*Directions for this task*
The records should be repeated word for word, pictures excluded.

(Figure content listings)

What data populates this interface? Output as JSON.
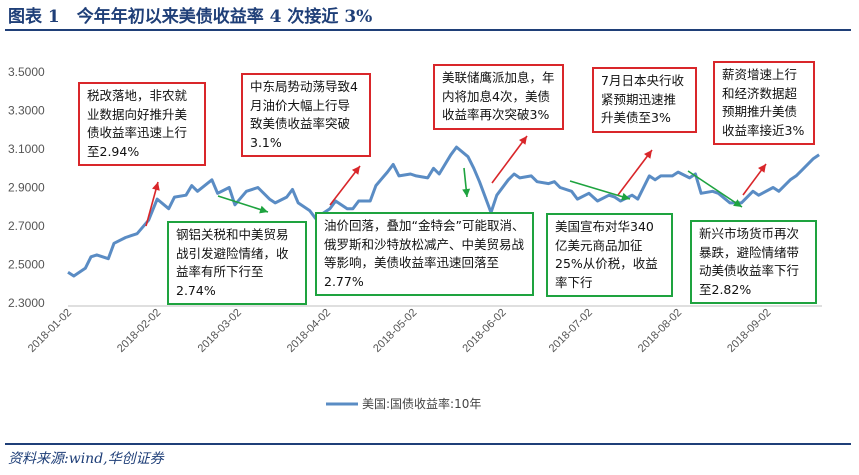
{
  "title": "图表 1　今年年初以来美债收益率 4 次接近 3%",
  "source": "资料来源:wind,华创证券",
  "colors": {
    "series": "#5a8cc4",
    "red": "#d9262a",
    "green": "#1ea33f",
    "navy": "#1f3f78"
  },
  "annotations": {
    "r1": "税改落地，非农就业数据向好推升美债收益率迅速上行至2.94%",
    "r2": "中东局势动荡导致4月油价大幅上行导致美债收益率突破3.1%",
    "r3": "美联储鹰派加息，年内将加息4次，美债收益率再次突破3%",
    "r4": "7月日本央行收紧预期迅速推升美债至3%",
    "r5": "薪资增速上行和经济数据超预期推升美债收益率接近3%",
    "g1": "钢铝关税和中美贸易战引发避险情绪，收益率有所下行至2.74%",
    "g2": "油价回落，叠加“金特会”可能取消、俄罗斯和沙特放松减产、中美贸易战等影响，美债收益率迅速回落至2.77%",
    "g3": "美国宣布对华340亿美元商品加征25%从价税，收益率下行",
    "g4": "新兴市场货币再次暴跌，避险情绪带动美债收益率下行至2.82%"
  },
  "chart_data": {
    "type": "line",
    "title": "",
    "xlabel": "",
    "ylabel": "",
    "ylim": [
      2.3,
      3.5
    ],
    "yticks": [
      "2.3000",
      "2.5000",
      "2.7000",
      "2.9000",
      "3.1000",
      "3.3000",
      "3.5000"
    ],
    "xticks": [
      "2018-01-02",
      "2018-02-02",
      "2018-03-02",
      "2018-04-02",
      "2018-05-02",
      "2018-06-02",
      "2018-07-02",
      "2018-08-02",
      "2018-09-02"
    ],
    "xlim": [
      "2018-01-02",
      "2018-09-21"
    ],
    "grid": false,
    "legend": "bottom",
    "series": [
      {
        "name": "美国:国债收益率:10年",
        "x": [
          "2018-01-02",
          "2018-01-04",
          "2018-01-08",
          "2018-01-10",
          "2018-01-12",
          "2018-01-16",
          "2018-01-18",
          "2018-01-22",
          "2018-01-24",
          "2018-01-26",
          "2018-01-30",
          "2018-02-02",
          "2018-02-06",
          "2018-02-08",
          "2018-02-12",
          "2018-02-14",
          "2018-02-16",
          "2018-02-21",
          "2018-02-23",
          "2018-02-27",
          "2018-03-01",
          "2018-03-05",
          "2018-03-07",
          "2018-03-09",
          "2018-03-13",
          "2018-03-15",
          "2018-03-19",
          "2018-03-21",
          "2018-03-23",
          "2018-03-27",
          "2018-03-29",
          "2018-04-03",
          "2018-04-05",
          "2018-04-09",
          "2018-04-11",
          "2018-04-13",
          "2018-04-17",
          "2018-04-19",
          "2018-04-23",
          "2018-04-25",
          "2018-04-27",
          "2018-05-01",
          "2018-05-03",
          "2018-05-07",
          "2018-05-09",
          "2018-05-11",
          "2018-05-15",
          "2018-05-17",
          "2018-05-21",
          "2018-05-23",
          "2018-05-25",
          "2018-05-29",
          "2018-05-31",
          "2018-06-04",
          "2018-06-06",
          "2018-06-08",
          "2018-06-12",
          "2018-06-14",
          "2018-06-18",
          "2018-06-20",
          "2018-06-22",
          "2018-06-26",
          "2018-06-28",
          "2018-07-02",
          "2018-07-05",
          "2018-07-09",
          "2018-07-11",
          "2018-07-13",
          "2018-07-17",
          "2018-07-19",
          "2018-07-23",
          "2018-07-25",
          "2018-07-27",
          "2018-07-31",
          "2018-08-02",
          "2018-08-06",
          "2018-08-08",
          "2018-08-10",
          "2018-08-14",
          "2018-08-16",
          "2018-08-20",
          "2018-08-22",
          "2018-08-24",
          "2018-08-28",
          "2018-08-30",
          "2018-09-04",
          "2018-09-06",
          "2018-09-10",
          "2018-09-12",
          "2018-09-14",
          "2018-09-18",
          "2018-09-20"
        ],
        "values": [
          2.46,
          2.44,
          2.48,
          2.54,
          2.55,
          2.53,
          2.61,
          2.64,
          2.65,
          2.66,
          2.73,
          2.84,
          2.79,
          2.85,
          2.86,
          2.91,
          2.88,
          2.94,
          2.87,
          2.9,
          2.81,
          2.88,
          2.89,
          2.9,
          2.84,
          2.82,
          2.85,
          2.89,
          2.82,
          2.78,
          2.74,
          2.79,
          2.83,
          2.79,
          2.79,
          2.83,
          2.83,
          2.91,
          2.98,
          3.02,
          2.96,
          2.97,
          2.96,
          2.95,
          3.0,
          2.97,
          3.07,
          3.11,
          3.06,
          3.0,
          2.93,
          2.77,
          2.86,
          2.94,
          2.97,
          2.95,
          2.96,
          2.93,
          2.92,
          2.93,
          2.9,
          2.88,
          2.84,
          2.87,
          2.83,
          2.86,
          2.85,
          2.83,
          2.86,
          2.84,
          2.96,
          2.94,
          2.96,
          2.96,
          2.98,
          2.95,
          2.97,
          2.87,
          2.88,
          2.87,
          2.82,
          2.82,
          2.82,
          2.88,
          2.86,
          2.9,
          2.88,
          2.94,
          2.96,
          2.99,
          3.05,
          3.07
        ]
      }
    ]
  }
}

*Correct result*
What data populates this interface? Output as JSON.
{
  "title": "图表 1　今年年初以来美债收益率 4 次接近 3%",
  "source": "资料来源:wind,华创证券",
  "colors": {
    "series": "#5a8cc4",
    "red": "#d9262a",
    "green": "#1ea33f",
    "navy": "#1f3f78"
  },
  "annotations": {
    "r1": "税改落地，非农就业数据向好推升美债收益率迅速上行至2.94%",
    "r2": "中东局势动荡导致4月油价大幅上行导致美债收益率突破3.1%",
    "r3": "美联储鹰派加息，年内将加息4次，美债收益率再次突破3%",
    "r4": "7月日本央行收紧预期迅速推升美债至3%",
    "r5": "薪资增速上行和经济数据超预期推升美债收益率接近3%",
    "g1": "钢铝关税和中美贸易战引发避险情绪，收益率有所下行至2.74%",
    "g2": "油价回落，叠加“金特会”可能取消、俄罗斯和沙特放松减产、中美贸易战等影响，美债收益率迅速回落至2.77%",
    "g3": "美国宣布对华340亿美元商品加征25%从价税，收益率下行",
    "g4": "新兴市场货币再次暴跌，避险情绪带动美债收益率下行至2.82%"
  },
  "chart_data": {
    "type": "line",
    "title": "",
    "xlabel": "",
    "ylabel": "",
    "ylim": [
      2.3,
      3.5
    ],
    "yticks": [
      "2.3000",
      "2.5000",
      "2.7000",
      "2.9000",
      "3.1000",
      "3.3000",
      "3.5000"
    ],
    "xticks": [
      "2018-01-02",
      "2018-02-02",
      "2018-03-02",
      "2018-04-02",
      "2018-05-02",
      "2018-06-02",
      "2018-07-02",
      "2018-08-02",
      "2018-09-02"
    ],
    "xlim": [
      "2018-01-02",
      "2018-09-21"
    ],
    "grid": false,
    "legend": "bottom",
    "series": [
      {
        "name": "美国:国债收益率:10年",
        "x": [
          "2018-01-02",
          "2018-01-04",
          "2018-01-08",
          "2018-01-10",
          "2018-01-12",
          "2018-01-16",
          "2018-01-18",
          "2018-01-22",
          "2018-01-24",
          "2018-01-26",
          "2018-01-30",
          "2018-02-02",
          "2018-02-06",
          "2018-02-08",
          "2018-02-12",
          "2018-02-14",
          "2018-02-16",
          "2018-02-21",
          "2018-02-23",
          "2018-02-27",
          "2018-03-01",
          "2018-03-05",
          "2018-03-07",
          "2018-03-09",
          "2018-03-13",
          "2018-03-15",
          "2018-03-19",
          "2018-03-21",
          "2018-03-23",
          "2018-03-27",
          "2018-03-29",
          "2018-04-03",
          "2018-04-05",
          "2018-04-09",
          "2018-04-11",
          "2018-04-13",
          "2018-04-17",
          "2018-04-19",
          "2018-04-23",
          "2018-04-25",
          "2018-04-27",
          "2018-05-01",
          "2018-05-03",
          "2018-05-07",
          "2018-05-09",
          "2018-05-11",
          "2018-05-15",
          "2018-05-17",
          "2018-05-21",
          "2018-05-23",
          "2018-05-25",
          "2018-05-29",
          "2018-05-31",
          "2018-06-04",
          "2018-06-06",
          "2018-06-08",
          "2018-06-12",
          "2018-06-14",
          "2018-06-18",
          "2018-06-20",
          "2018-06-22",
          "2018-06-26",
          "2018-06-28",
          "2018-07-02",
          "2018-07-05",
          "2018-07-09",
          "2018-07-11",
          "2018-07-13",
          "2018-07-17",
          "2018-07-19",
          "2018-07-23",
          "2018-07-25",
          "2018-07-27",
          "2018-07-31",
          "2018-08-02",
          "2018-08-06",
          "2018-08-08",
          "2018-08-10",
          "2018-08-14",
          "2018-08-16",
          "2018-08-20",
          "2018-08-22",
          "2018-08-24",
          "2018-08-28",
          "2018-08-30",
          "2018-09-04",
          "2018-09-06",
          "2018-09-10",
          "2018-09-12",
          "2018-09-14",
          "2018-09-18",
          "2018-09-20"
        ],
        "values": [
          2.46,
          2.44,
          2.48,
          2.54,
          2.55,
          2.53,
          2.61,
          2.64,
          2.65,
          2.66,
          2.73,
          2.84,
          2.79,
          2.85,
          2.86,
          2.91,
          2.88,
          2.94,
          2.87,
          2.9,
          2.81,
          2.88,
          2.89,
          2.9,
          2.84,
          2.82,
          2.85,
          2.89,
          2.82,
          2.78,
          2.74,
          2.79,
          2.83,
          2.79,
          2.79,
          2.83,
          2.83,
          2.91,
          2.98,
          3.02,
          2.96,
          2.97,
          2.96,
          2.95,
          3.0,
          2.97,
          3.07,
          3.11,
          3.06,
          3.0,
          2.93,
          2.77,
          2.86,
          2.94,
          2.97,
          2.95,
          2.96,
          2.93,
          2.92,
          2.93,
          2.9,
          2.88,
          2.84,
          2.87,
          2.83,
          2.86,
          2.85,
          2.83,
          2.86,
          2.84,
          2.96,
          2.94,
          2.96,
          2.96,
          2.98,
          2.95,
          2.97,
          2.87,
          2.88,
          2.87,
          2.82,
          2.82,
          2.82,
          2.88,
          2.86,
          2.9,
          2.88,
          2.94,
          2.96,
          2.99,
          3.05,
          3.07
        ]
      }
    ]
  }
}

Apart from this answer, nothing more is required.